練習題目 A: 判斷以下關於廟底溝文化彩陶的文章的三項陳述是否與原文相符，每項回答「是」或「否」，並逐字引用原文中起決定作用的文字：(i) 廟底溝文化是仰韶文化中期的典型文化類型。(ii) 文章認為魚紋是一種圖騰。(iii) 人面魚紋盤出土於河南廟底溝遺址。
練習題目 B: 從關於廟底溝文化彩陶的文章中逐字摘出一段原文，自「在史前中國,約6000年前,以河南陜縣廟」開始，至「進了我們的文化中,消融無象。」為止，並包含「進了我們的文化中,消融無象。」在內。

文章:
========================

在史前中國,約6000年前,以河南陜縣廟底溝的發現而命名的廟底溝文化彩陶,其傳播浪潮,以它所在的晉、陜、豫、甘一帶的中心區作為源頭,波及四方。
廟底溝文化,作為仰韶文化中期的典型文化類型,學界對其研究、猜想、爭鳴從未止歇。近年構建起的廟底溝文化彩陶“大魚紋”分類系統,將我們對其象征意義及史前藝術浪潮的認識推進到了新的層次。
除史前玉器、殷周青銅禮器的分布和影響外,在中國考古學文化中,再無可與廟底溝文化彩陶比擬者。隨著彩陶的播散,我們看到了一種大范圍的文化擴展,這種擴展的意義與作用,大大超過了彩陶自身。可以說,對彩陶文化的認同,是中國一統的文化基礎之一。
中國史前彩陶為什么如此燦爛?其中又有什么規律與意義?
現在可以說,出自陜西半坡、河南廟底溝等地的彩陶圖案,其中心就是要表現魚紋。而這魚紋,為中國文化的認同打下了基礎,并幻化進了我們的文化中,消融無象。
魚紋,并非圖騰
說到魚紋彩陶,最早、也是最深入人心的,便是西安半坡遺址出土的人面魚紋盤。

========================

所給資料:

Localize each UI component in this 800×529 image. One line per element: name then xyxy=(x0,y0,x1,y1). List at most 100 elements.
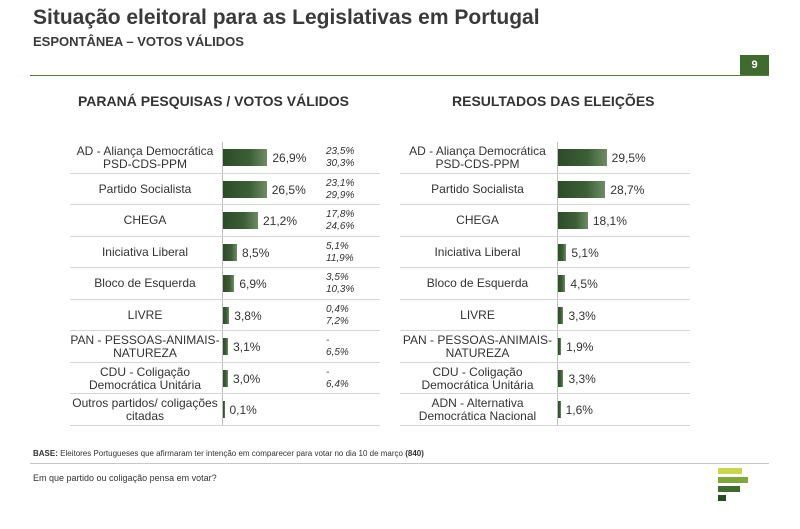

========================

完整答案 A:
(i) 是。「廟底溝文化,作為仰韶文化中期的典型文化類型」
(ii) 否。「魚紋,并非圖騰」
(iii) 否。「西安半坡遺址出土的人面魚紋盤」

完整答案 B:
在史前中國,約6000年前,以河南陜縣廟底溝的發現而命名的廟底溝文化彩陶,其傳播浪潮,以它所在的晉、陜、豫、甘一帶的中心區作為源頭,波及四方。
廟底溝文化,作為仰韶文化中期的典型文化類型,學界對其研究、猜想、爭鳴從未止歇。近年構建起的廟底溝文化彩陶“大魚紋”分類系統,將我們對其象征意義及史前藝術浪潮的認識推進到了新的層次。
除史前玉器、殷周青銅禮器的分布和影響外,在中國考古學文化中,再無可與廟底溝文化彩陶比擬者。隨著彩陶的播散,我們看到了一種大范圍的文化擴展,這種擴展的意義與作用,大大超過了彩陶自身。可以說,對彩陶文化的認同,是中國一統的文化基礎之一。
中國史前彩陶為什么如此燦爛?其中又有什么規律與意義?
現在可以說,出自陜西半坡、河南廟底溝等地的彩陶圖案,其中心就是要表現魚紋。而這魚紋,為中國文化的認同打下了基礎,并幻化進了我們的文化中,消融無象。